DESAFIO:
Na crítica da série, renomeie "The Magicians" para "Os Magos" e transcreva o trecho que começa nas palavras "Obviamente o formato" e termina logo após "séries da atualidade.".

SELEÇÃO:
Obviamente o formato de TV teve muito a ganhar com essa história, e dá para elogiar o SyFy por não ter se perdido e não ter feito o público se perder mesmo após entrar em meandros narrativos mais complexos, como paradoxos e viagens temporais, diversos mundos, deuses e tudo mais que você pode imaginar.

Entretanto, a versão TV, talvez por orçamento limitado ou por inexperiência do canal (ou dos criadores) por incapacidade ou saiba se lá o porquê, peca em diversos quesitos que transformam The Magicians em “uma ótima série” quando ela poderia estar no nível de ser chamada de “a nova Game of Thrones”. Existe uma falta de elegância em The Magicians que sobra nas grandes séries da atualidade.

Elegância visual que combine com a elegância narrativa, ou ao menos a elegância da trama que está sendo contada, já que o roteiro tem um problema aqui e ali também, no geral as atuações são medianas e a direção é a mais óbvia imaginável, como por exemplo, as cenas em netherlands, que se utilizam do famoso "ângulo holandês" para mostrar que há algo errado com aquele lugar, onde na verdade, há algo errado em todos os lugares da série. Visualmente há também muitos takes fechados quando os personagens estão em mundos fantásticos, que claramente mostra que o orçamento para a direção de arte é bem limitada e que acaba interferindo na imersão e na qualidade geral da obra.

O que há para se amar então na série se pontos tão vitais são de medíocres para bons? Bem, a mitologia de The Magicians no geral é espetacular, a história que está sendo contada é viciante e apesar de ser parecida com diversos clássicos da narrativa de fantasia, ela é uma versão subversiva desses clássicos com diversos twists sombrios e impensados e principalmente pelos personagens, você vai amar e odiar todos os personagens da série e você vai adorar tanto amá-los quanto odiá-los.

REGISTROS BRUTOS:
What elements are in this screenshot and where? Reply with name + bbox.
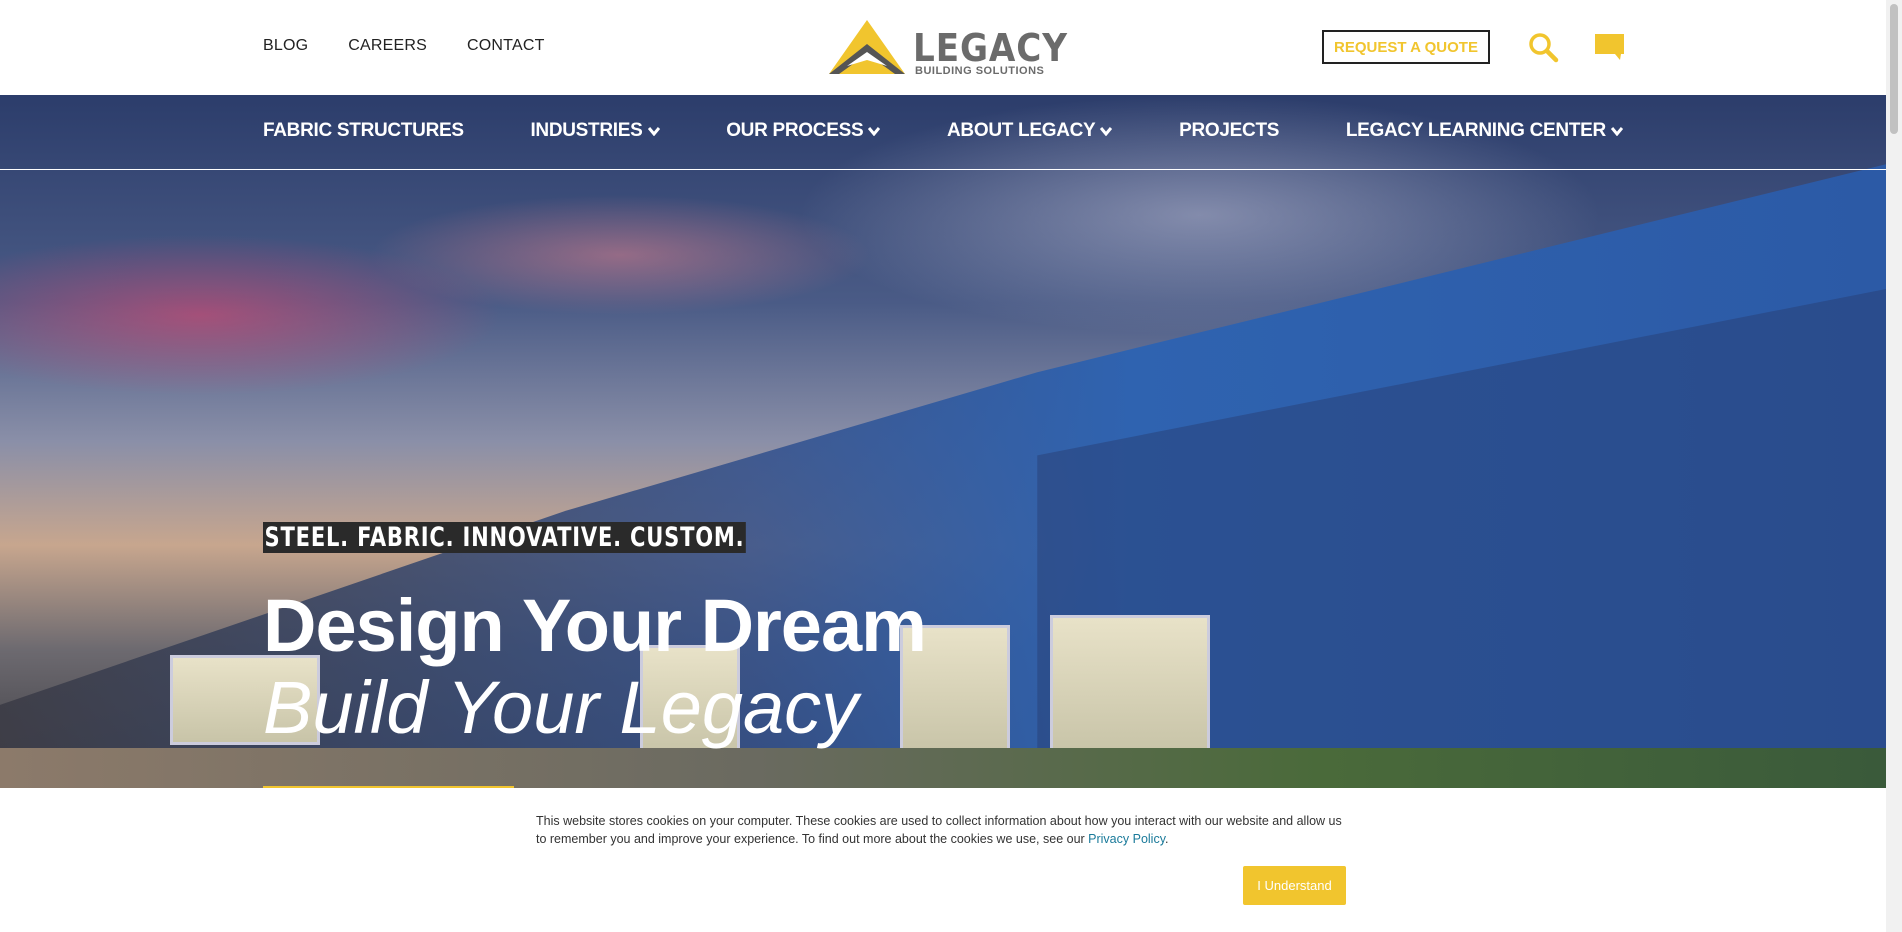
nav-projects[interactable]: PROJECTS bbox=[1179, 120, 1279, 142]
cookie-text: This website stores cookies on your comp… bbox=[536, 814, 1342, 846]
main-nav: FABRIC STRUCTURES INDUSTRIES OUR PROCESS… bbox=[263, 120, 1623, 142]
hero-title: Design Your Dream bbox=[263, 584, 927, 667]
nav-about-legacy[interactable]: ABOUT LEGACY bbox=[947, 120, 1113, 142]
chat-icon[interactable] bbox=[1595, 34, 1625, 62]
hero-banner: FABRIC STRUCTURES INDUSTRIES OUR PROCESS… bbox=[0, 95, 1886, 788]
nav-fabric-structures[interactable]: FABRIC STRUCTURES bbox=[263, 120, 464, 142]
accept-cookies-button[interactable]: I Understand bbox=[1243, 866, 1346, 905]
logo[interactable]: LEGACY BUILDING SOLUTIONS bbox=[825, 18, 1067, 78]
chevron-down-icon bbox=[647, 126, 660, 136]
cookie-banner: This website stores cookies on your comp… bbox=[0, 788, 1886, 932]
top-links: BLOG CAREERS CONTACT bbox=[263, 37, 545, 55]
hero-subtitle: Build Your Legacy bbox=[263, 666, 859, 749]
careers-link[interactable]: CAREERS bbox=[348, 37, 427, 55]
scrollbar-thumb[interactable] bbox=[1890, 4, 1898, 134]
blog-link[interactable]: BLOG bbox=[263, 37, 308, 55]
chevron-down-icon bbox=[1610, 126, 1623, 136]
privacy-policy-link[interactable]: Privacy Policy bbox=[1088, 832, 1165, 846]
hero-tagline: STEEL. FABRIC. INNOVATIVE. CUSTOM. bbox=[263, 522, 746, 553]
search-icon[interactable] bbox=[1528, 32, 1560, 64]
nav-learning-center[interactable]: LEGACY LEARNING CENTER bbox=[1346, 120, 1623, 142]
request-quote-button[interactable]: REQUEST A QUOTE bbox=[1322, 30, 1490, 64]
chevron-down-icon bbox=[1100, 126, 1113, 136]
chevron-down-icon bbox=[868, 126, 881, 136]
logo-mark-icon bbox=[829, 20, 905, 74]
nav-our-process[interactable]: OUR PROCESS bbox=[726, 120, 881, 142]
nav-divider bbox=[0, 169, 1886, 170]
nav-industries[interactable]: INDUSTRIES bbox=[530, 120, 660, 142]
site-header: BLOG CAREERS CONTACT LEGACY BUILDING SOL… bbox=[0, 0, 1886, 95]
contact-link[interactable]: CONTACT bbox=[467, 37, 545, 55]
scrollbar[interactable] bbox=[1886, 0, 1902, 932]
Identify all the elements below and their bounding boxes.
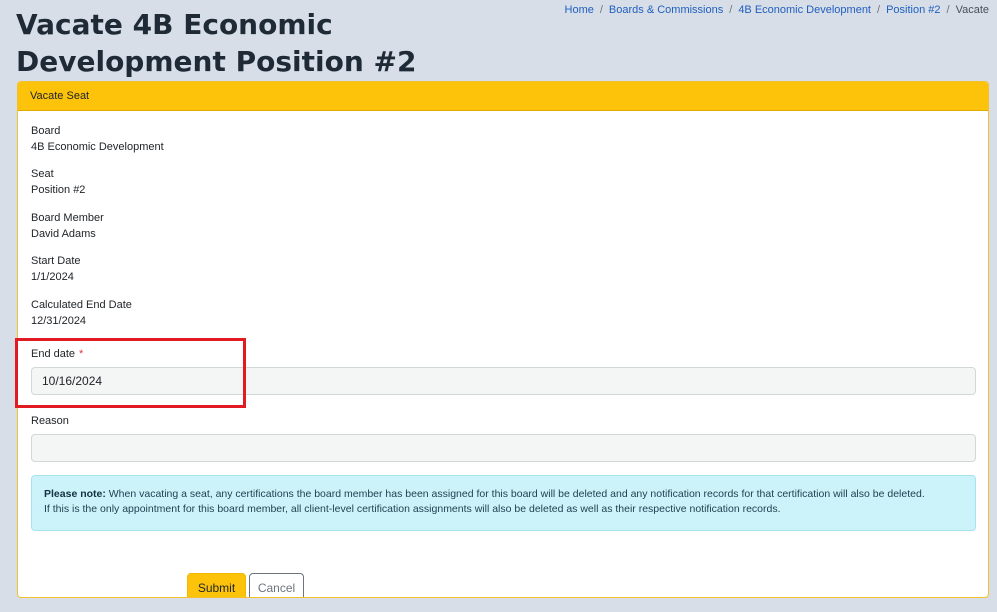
calculated-end-date-value: 12/31/2024 [31, 315, 87, 327]
required-marker: * [79, 348, 84, 360]
reason-label-row: Reason [31, 413, 69, 429]
board-field: Board 4B Economic Development [31, 123, 164, 155]
note-line-2: If this is the only appointment for this… [44, 503, 781, 515]
board-member-field: Board Member David Adams [31, 210, 104, 242]
note-bold: Please note: [44, 488, 106, 500]
breadcrumb-separator: / [599, 4, 603, 16]
breadcrumb-separator: / [946, 4, 950, 16]
end-date-input[interactable]: 10/16/2024 [31, 367, 976, 395]
note-text-1: When vacating a seat, any certifications… [105, 488, 925, 500]
card-header: Vacate Seat [18, 82, 988, 111]
reason-label: Reason [31, 415, 69, 427]
breadcrumb-separator: / [729, 4, 733, 16]
note-line-1: Please note: When vacating a seat, any c… [44, 487, 963, 502]
start-date-field: Start Date 1/1/2024 [31, 253, 81, 285]
calculated-end-date-field: Calculated End Date 12/31/2024 [31, 297, 132, 329]
breadcrumb-board[interactable]: 4B Economic Development [738, 4, 871, 16]
board-value: 4B Economic Development [31, 141, 164, 153]
seat-label: Seat [31, 168, 54, 180]
breadcrumb-separator: / [877, 4, 881, 16]
board-member-label: Board Member [31, 212, 104, 224]
start-date-label: Start Date [31, 255, 81, 267]
seat-field: Seat Position #2 [31, 166, 85, 198]
start-date-value: 1/1/2024 [31, 271, 74, 283]
breadcrumb-position[interactable]: Position #2 [886, 4, 940, 16]
reason-input[interactable] [31, 434, 976, 462]
end-date-label-row: End date * [31, 346, 83, 362]
breadcrumb-boards-commissions[interactable]: Boards & Commissions [609, 4, 723, 16]
breadcrumb-home[interactable]: Home [565, 4, 594, 16]
please-note-alert: Please note: When vacating a seat, any c… [31, 475, 976, 531]
breadcrumb: Home / Boards & Commissions / 4B Economi… [565, 4, 989, 16]
end-date-label: End date [31, 348, 76, 360]
board-member-value: David Adams [31, 228, 96, 240]
submit-button[interactable]: Submit [187, 573, 246, 597]
breadcrumb-current: Vacate [955, 4, 989, 16]
cancel-button[interactable]: Cancel [249, 573, 304, 597]
vacate-seat-card: Vacate Seat Board 4B Economic Developmen… [17, 81, 989, 598]
board-label: Board [31, 125, 61, 137]
seat-value: Position #2 [31, 184, 86, 196]
page-title: Vacate 4B Economic Development Position … [16, 8, 417, 78]
calculated-end-date-label: Calculated End Date [31, 299, 132, 311]
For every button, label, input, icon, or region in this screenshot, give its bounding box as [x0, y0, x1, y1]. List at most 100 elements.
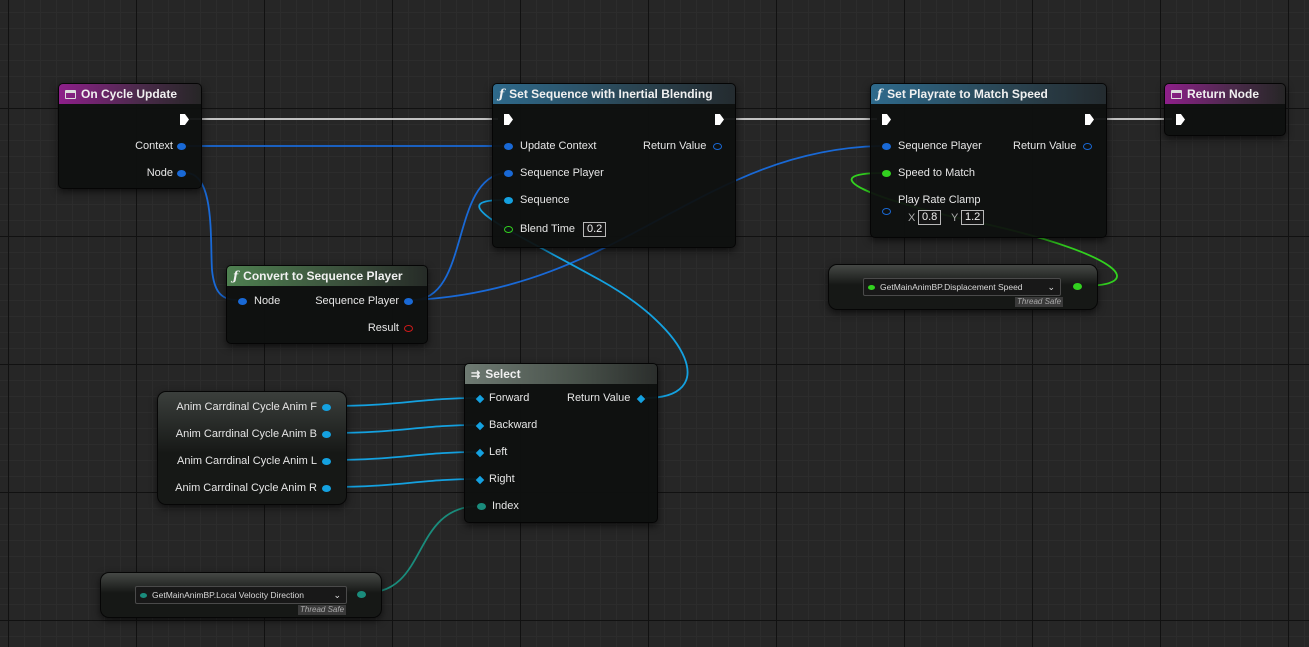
event-icon — [1171, 89, 1182, 99]
exec-in-pin[interactable] — [1176, 114, 1185, 125]
forward-pin[interactable] — [475, 394, 485, 404]
sequence-player-out-pin[interactable] — [404, 298, 413, 305]
exec-out-pin[interactable] — [180, 114, 189, 125]
select-icon: ⇉ — [471, 368, 481, 381]
sequence-player-pin[interactable] — [504, 170, 513, 177]
displacement-speed-label: GetMainAnimBP.Displacement Speed — [880, 282, 1023, 292]
clamp-y-input[interactable]: 1.2 — [961, 210, 985, 225]
update-context-label: Update Context — [520, 140, 597, 152]
sequence-player-pin[interactable] — [882, 143, 891, 150]
blend-time-pin[interactable] — [504, 226, 513, 233]
play-rate-clamp-pin[interactable] — [882, 208, 891, 215]
anim-r-wire — [330, 478, 480, 488]
backward-label: Backward — [489, 419, 538, 431]
sequence-player-label: Sequence Player — [315, 295, 399, 307]
thread-safe-badge: Thread Safe — [1015, 297, 1064, 307]
function-icon: ƒ — [877, 87, 883, 101]
index-wire — [364, 505, 481, 594]
convert-title: Convert to Sequence Player — [243, 269, 403, 283]
forward-label: Forward — [489, 392, 530, 404]
right-pin[interactable] — [475, 475, 485, 485]
return-node[interactable]: Return Node — [1164, 83, 1286, 136]
return-node-header[interactable]: Return Node — [1165, 84, 1285, 104]
exec-out-pin[interactable] — [1085, 114, 1094, 125]
result-pin[interactable] — [404, 325, 413, 332]
play-rate-clamp-label: Play Rate Clamp — [898, 194, 981, 206]
node-out-pin[interactable] — [177, 170, 186, 177]
return-value-pin[interactable] — [1083, 143, 1092, 150]
anim-var-f-label: Anim Carrdinal Cycle Anim F — [176, 401, 317, 413]
clamp-y-label: Y — [951, 212, 959, 224]
displacement-speed-out-pin[interactable] — [1073, 283, 1082, 290]
node-label: Node — [254, 295, 281, 307]
context-label: Context — [135, 140, 173, 152]
exec-in-pin[interactable] — [504, 114, 513, 125]
anim-variables-node[interactable]: Anim Carrdinal Cycle Anim F Anim Carrdin… — [157, 391, 347, 505]
thread-safe-badge: Thread Safe — [298, 605, 347, 615]
right-label: Right — [489, 473, 515, 485]
node-in-pin[interactable] — [238, 298, 247, 305]
index-label: Index — [492, 500, 519, 512]
anim-var-r-label: Anim Carrdinal Cycle Anim R — [175, 482, 317, 494]
return-value-pin[interactable] — [713, 143, 722, 150]
anim-l-wire — [330, 451, 480, 461]
return-value-label: Return Value — [643, 140, 707, 152]
event-icon — [65, 89, 76, 99]
convert-header[interactable]: ƒ Convert to Sequence Player — [227, 266, 427, 286]
convert-to-sequence-player-node[interactable]: ƒ Convert to Sequence Player Node Sequen… — [226, 265, 428, 344]
set-playrate-title: Set Playrate to Match Speed — [887, 87, 1048, 101]
sequence-pin[interactable] — [504, 197, 513, 204]
left-pin[interactable] — [475, 448, 485, 458]
anim-var-b-pin[interactable] — [322, 431, 331, 438]
anim-b-wire — [330, 424, 480, 434]
on-cycle-update-title: On Cycle Update — [81, 87, 178, 101]
anim-f-wire — [330, 397, 480, 407]
node-label: Node — [146, 167, 173, 179]
anim-var-b-label: Anim Carrdinal Cycle Anim B — [175, 428, 317, 440]
anim-var-f-pin[interactable] — [322, 404, 331, 411]
velocity-direction-getter[interactable]: GetMainAnimBP.Local Velocity Direction ⌄… — [100, 572, 382, 618]
index-pin[interactable] — [477, 503, 486, 510]
return-value-label: Return Value — [567, 392, 631, 404]
chevron-down-icon: ⌄ — [333, 589, 341, 600]
set-playrate-node[interactable]: ƒ Set Playrate to Match Speed Sequence P… — [870, 83, 1107, 238]
velocity-direction-label: GetMainAnimBP.Local Velocity Direction — [152, 590, 304, 600]
velocity-direction-dropdown[interactable]: GetMainAnimBP.Local Velocity Direction ⌄ — [135, 586, 347, 604]
exec-out-pin[interactable] — [715, 114, 724, 125]
update-context-pin[interactable] — [504, 143, 513, 150]
displacement-speed-dropdown[interactable]: GetMainAnimBP.Displacement Speed ⌄ — [863, 278, 1061, 296]
speed-to-match-pin[interactable] — [882, 170, 891, 177]
chevron-down-icon: ⌄ — [1047, 281, 1055, 292]
return-value-pin[interactable] — [636, 394, 646, 404]
displacement-speed-getter[interactable]: GetMainAnimBP.Displacement Speed ⌄ Threa… — [828, 264, 1098, 310]
context-out-pin[interactable] — [177, 143, 186, 150]
float-type-dot — [868, 284, 875, 290]
function-icon: ƒ — [499, 87, 505, 101]
set-sequence-title: Set Sequence with Inertial Blending — [509, 87, 713, 101]
select-header[interactable]: ⇉ Select — [465, 364, 657, 384]
speed-to-match-label: Speed to Match — [898, 167, 976, 179]
left-label: Left — [489, 446, 508, 458]
set-sequence-node[interactable]: ƒ Set Sequence with Inertial Blending Up… — [492, 83, 736, 248]
set-playrate-header[interactable]: ƒ Set Playrate to Match Speed — [871, 84, 1106, 104]
set-sequence-header[interactable]: ƒ Set Sequence with Inertial Blending — [493, 84, 735, 104]
anim-var-r-pin[interactable] — [322, 485, 331, 492]
blend-time-label: Blend Time — [520, 223, 576, 235]
anim-var-l-pin[interactable] — [322, 458, 331, 465]
sequence-player-label: Sequence Player — [898, 140, 982, 152]
velocity-direction-out-pin[interactable] — [357, 591, 366, 598]
on-cycle-update-header[interactable]: On Cycle Update — [59, 84, 201, 104]
select-title: Select — [485, 367, 521, 381]
backward-pin[interactable] — [475, 421, 485, 431]
blend-time-input[interactable]: 0.2 — [583, 222, 607, 237]
clamp-x-label: X — [908, 212, 916, 224]
exec-in-pin[interactable] — [882, 114, 891, 125]
sequence-player-label: Sequence Player — [520, 167, 604, 179]
return-value-label: Return Value — [1013, 140, 1077, 152]
function-icon: ƒ — [233, 269, 239, 283]
clamp-x-input[interactable]: 0.8 — [918, 210, 942, 225]
select-node[interactable]: ⇉ Select Forward Return Value Backward L… — [464, 363, 658, 523]
anim-var-l-label: Anim Carrdinal Cycle Anim L — [177, 455, 317, 467]
enum-type-dot — [140, 592, 147, 598]
on-cycle-update-node[interactable]: On Cycle Update Context Node — [58, 83, 202, 189]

RESPOSTA DO EXERCÍCIO:
Obviamente o formato de TV teve muito a ganhar com essa história, e dá para elogiar o SyFy por não ter se perdido e não ter feito o público se perder mesmo após entrar em meandros narrativos mais complexos, como paradoxos e viagens temporais, diversos mundos, deuses e tudo mais que você pode imaginar.

Entretanto, a versão TV, talvez por orçamento limitado ou por inexperiência do canal (ou dos criadores) por incapacidade ou saiba se lá o porquê, peca em diversos quesitos que transformam Os Magos em “uma ótima série” quando ela poderia estar no nível de ser chamada de “a nova Game of Thrones”. Existe uma falta de elegância em Os Magos que sobra nas grandes séries da atualidade.